Cosa farai –
**a.** Elenca tutte le forme verbali al modo condizionale che compaiono nel testo sul referendum costituzionale.
**b.** Ricopia le righe delle voci senza alcuna modifica, partendo da quella che contiene "586, 267, 624]" e proseguendo fino a quella che contiene "162, 186, 180]", entrambe comprese.

Di seguito gli interventi pubblicati in questa sezione, in ordine cronologico.
Rimproverato da molti per aver troppo personalizzato la scadenza del prossimo referendum costituzionale di ottobre, Matteo Renzi si è difeso ritorcendo l’accusa sul fronte del no, che, secondo lui sarebbe a corto di argomenti e perciò cercherebbe di orientare lo scontro sulla sua persona. In realtà erano state proprio le dichiarazioni di Renzi nel gennaio scorso a legare il risultato referendario alla sua stessa sopravvivenza politica. Poter cacciare Renzi è diventato così per tanti un buon motivo per andare a votare, e votare no.
Occorre dare atto a Renzi che in tal modo egli è riuscito a restituire slancio ad una scadenza referendaria che altrimenti non avrebbe potuto vantare molto interesse. Il modello costituzionale che è stato soppiantato si è rivelato infatti sin troppo fragile, con il Massimo Garante della Costituzione (il presidente Napolitano) impegnato ad interpretare nei suoi ultimi cinque anni di mandato il personaggio del golpista a tempo pieno, con la colonna sonora del coro adorante degli opinionisti ufficiali. Qualcuno però ha notato il paradosso insito nel comportamento di un presidente che ha condizionato l’accettazione della sua rielezione al cambiamento della Carta Costituzionale su cui stava giurando.

Voci del dataset –
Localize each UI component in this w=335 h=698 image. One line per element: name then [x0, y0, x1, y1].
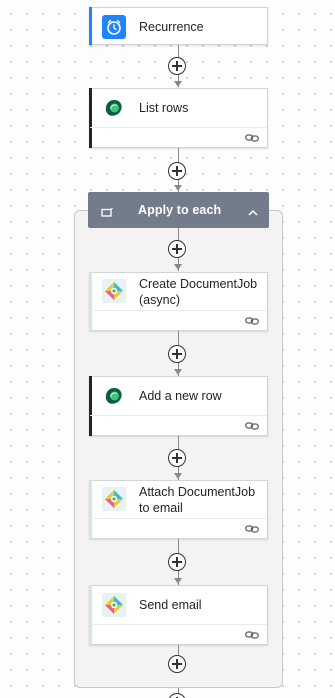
card-header[interactable]: Send email	[90, 586, 267, 624]
list-rows-action-card[interactable]: List rows	[89, 88, 268, 148]
connector-arrow	[174, 473, 182, 479]
card-title: Create DocumentJob (async)	[139, 276, 258, 307]
card-footer	[90, 127, 267, 150]
clock-icon	[102, 15, 126, 39]
connector-line	[178, 645, 179, 655]
card-title: Recurrence	[139, 20, 204, 34]
connector-arrow	[174, 578, 182, 584]
flow-canvas: Recurrence List rows Apply to each Creat…	[0, 0, 335, 698]
add-step-button[interactable]	[168, 162, 186, 180]
attach-documentjob-card[interactable]: Attach DocumentJob to email	[89, 480, 268, 539]
dataverse-icon	[102, 96, 126, 120]
documentjob-icon	[102, 593, 126, 617]
loop-icon	[101, 205, 113, 217]
add-step-button[interactable]	[168, 449, 186, 467]
link-icon	[245, 422, 259, 430]
connector-arrow	[174, 185, 182, 191]
add-step-button[interactable]	[168, 655, 186, 673]
link-icon	[245, 134, 259, 142]
card-header[interactable]: List rows	[90, 89, 267, 127]
dataverse-icon	[102, 384, 126, 408]
add-step-button[interactable]	[168, 345, 186, 363]
add-step-button[interactable]	[168, 693, 186, 698]
connector-arrow	[174, 369, 182, 375]
connector-arrow	[174, 264, 182, 270]
card-header[interactable]: Create DocumentJob (async)	[90, 273, 267, 310]
card-title: Add a new row	[139, 389, 222, 403]
link-icon	[245, 631, 259, 639]
recurrence-trigger-card[interactable]: Recurrence	[89, 7, 268, 45]
card-title: List rows	[139, 101, 189, 115]
card-header[interactable]: Add a new row	[90, 377, 267, 415]
send-email-card[interactable]: Send email	[89, 585, 268, 645]
add-step-button[interactable]	[168, 240, 186, 258]
link-icon	[245, 317, 259, 325]
documentjob-icon	[102, 279, 126, 303]
link-icon	[245, 525, 259, 533]
apply-to-each-header[interactable]: Apply to each	[88, 192, 269, 228]
add-step-button[interactable]	[168, 553, 186, 571]
add-step-button[interactable]	[168, 57, 186, 75]
create-documentjob-card[interactable]: Create DocumentJob (async)	[89, 272, 268, 331]
card-footer	[90, 310, 267, 333]
card-footer	[90, 415, 267, 438]
card-header[interactable]: Recurrence	[90, 8, 267, 46]
card-footer	[90, 624, 267, 647]
documentjob-icon	[102, 487, 126, 511]
card-footer	[90, 518, 267, 541]
chevron-up-icon[interactable]	[247, 205, 259, 216]
card-title: Attach DocumentJob to email	[139, 484, 256, 515]
scope-title: Apply to each	[138, 203, 222, 217]
connector-arrow	[174, 81, 182, 87]
card-header[interactable]: Attach DocumentJob to email	[90, 481, 267, 518]
add-new-row-card[interactable]: Add a new row	[89, 376, 268, 436]
card-title: Send email	[139, 598, 202, 612]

Risposte fornite –
**a.** sarebbe, cercherebbe, avrebbe potuto

**b.**
card-header[interactable]: Send email	[90, 586, 267, 624]
list-rows-action-card[interactable]: List rows	[89, 88, 268, 148]
connector-arrow	[174, 473, 182, 479]
card-title: Create DocumentJob (async)	[139, 276, 258, 307]
card-footer	[90, 127, 267, 150]
clock-icon	[102, 15, 126, 39]
connector-line	[178, 645, 179, 655]
card-title: Recurrence	[139, 20, 204, 34]
connector-arrow	[174, 578, 182, 584]
flow-canvas: Recurrence List rows Apply to each Creat…	[0, 0, 335, 698]
add-step-button[interactable]	[168, 162, 186, 180]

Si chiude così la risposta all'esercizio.